** start Dataset content **

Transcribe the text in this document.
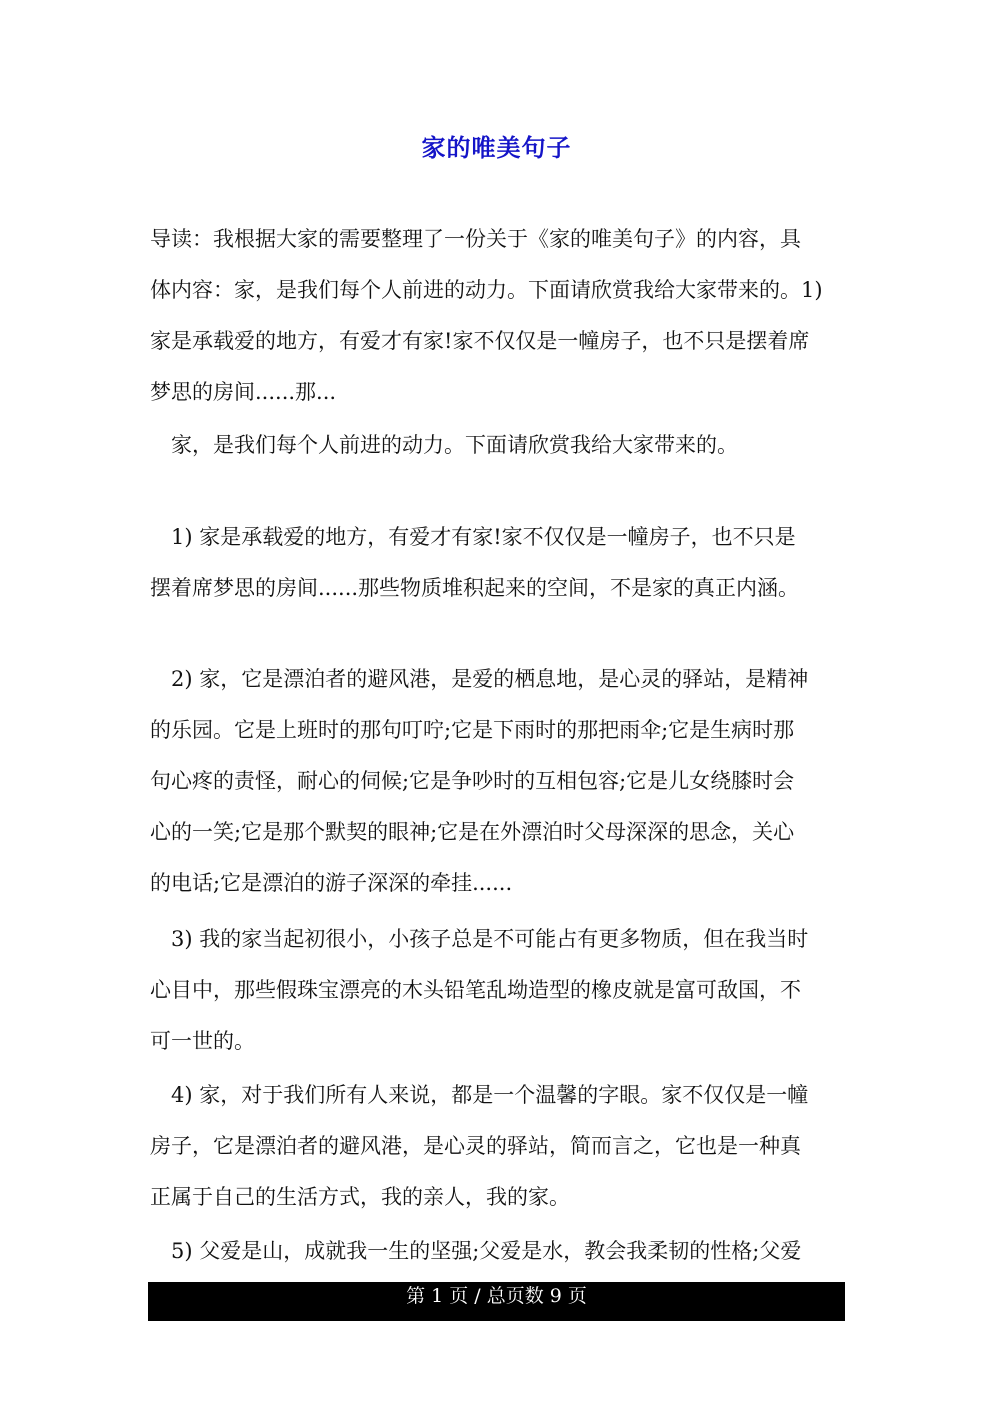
家的唯美句子
导读：我根据大家的需要整理了一份关于《家的唯美句子》的内容，具
体内容：家，是我们每个人前进的动力。下面请欣赏我给大家带来的。1)
家是承载爱的地方，有爱才有家!家不仅仅是一幢房子，也不只是摆着席
梦思的房间......那...
　家，是我们每个人前进的动力。下面请欣赏我给大家带来的。
　1) 家是承载爱的地方，有爱才有家!家不仅仅是一幢房子，也不只是
摆着席梦思的房间......那些物质堆积起来的空间，不是家的真正内涵。
　2) 家，它是漂泊者的避风港，是爱的栖息地，是心灵的驿站，是精神
的乐园。它是上班时的那句叮咛;它是下雨时的那把雨伞;它是生病时那
句心疼的责怪，耐心的伺候;它是争吵时的互相包容;它是儿女绕膝时会
心的一笑;它是那个默契的眼神;它是在外漂泊时父母深深的思念，关心
的电话;它是漂泊的游子深深的牵挂......
　3) 我的家当起初很小，小孩子总是不可能占有更多物质，但在我当时
心目中，那些假珠宝漂亮的木头铅笔乱坳造型的橡皮就是富可敌国，不
可一世的。
　4) 家，对于我们所有人来说，都是一个温馨的字眼。家不仅仅是一幢
房子，它是漂泊者的避风港，是心灵的驿站，简而言之，它也是一种真
正属于自己的生活方式，我的亲人，我的家。
　5) 父爱是山，成就我一生的坚强;父爱是水，教会我柔韧的性格;父爱
第 1 页 / 总页数 9 页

** end Dataset content **

■ Task details ■
Using the records above, retype everything exactly except the pictures.

■ Answer in full ■
Transcribe the text in this document.
家的唯美句子
导读：我根据大家的需要整理了一份关于《家的唯美句子》的内容，具
体内容：家，是我们每个人前进的动力。下面请欣赏我给大家带来的。1)
家是承载爱的地方，有爱才有家!家不仅仅是一幢房子，也不只是摆着席
梦思的房间......那...
　家，是我们每个人前进的动力。下面请欣赏我给大家带来的。
　1) 家是承载爱的地方，有爱才有家!家不仅仅是一幢房子，也不只是
摆着席梦思的房间......那些物质堆积起来的空间，不是家的真正内涵。
　2) 家，它是漂泊者的避风港，是爱的栖息地，是心灵的驿站，是精神
的乐园。它是上班时的那句叮咛;它是下雨时的那把雨伞;它是生病时那
句心疼的责怪，耐心的伺候;它是争吵时的互相包容;它是儿女绕膝时会
心的一笑;它是那个默契的眼神;它是在外漂泊时父母深深的思念，关心
的电话;它是漂泊的游子深深的牵挂......
　3) 我的家当起初很小，小孩子总是不可能占有更多物质，但在我当时
心目中，那些假珠宝漂亮的木头铅笔乱坳造型的橡皮就是富可敌国，不
可一世的。
　4) 家，对于我们所有人来说，都是一个温馨的字眼。家不仅仅是一幢
房子，它是漂泊者的避风港，是心灵的驿站，简而言之，它也是一种真
正属于自己的生活方式，我的亲人，我的家。
　5) 父爱是山，成就我一生的坚强;父爱是水，教会我柔韧的性格;父爱
第 1 页 / 总页数 9 页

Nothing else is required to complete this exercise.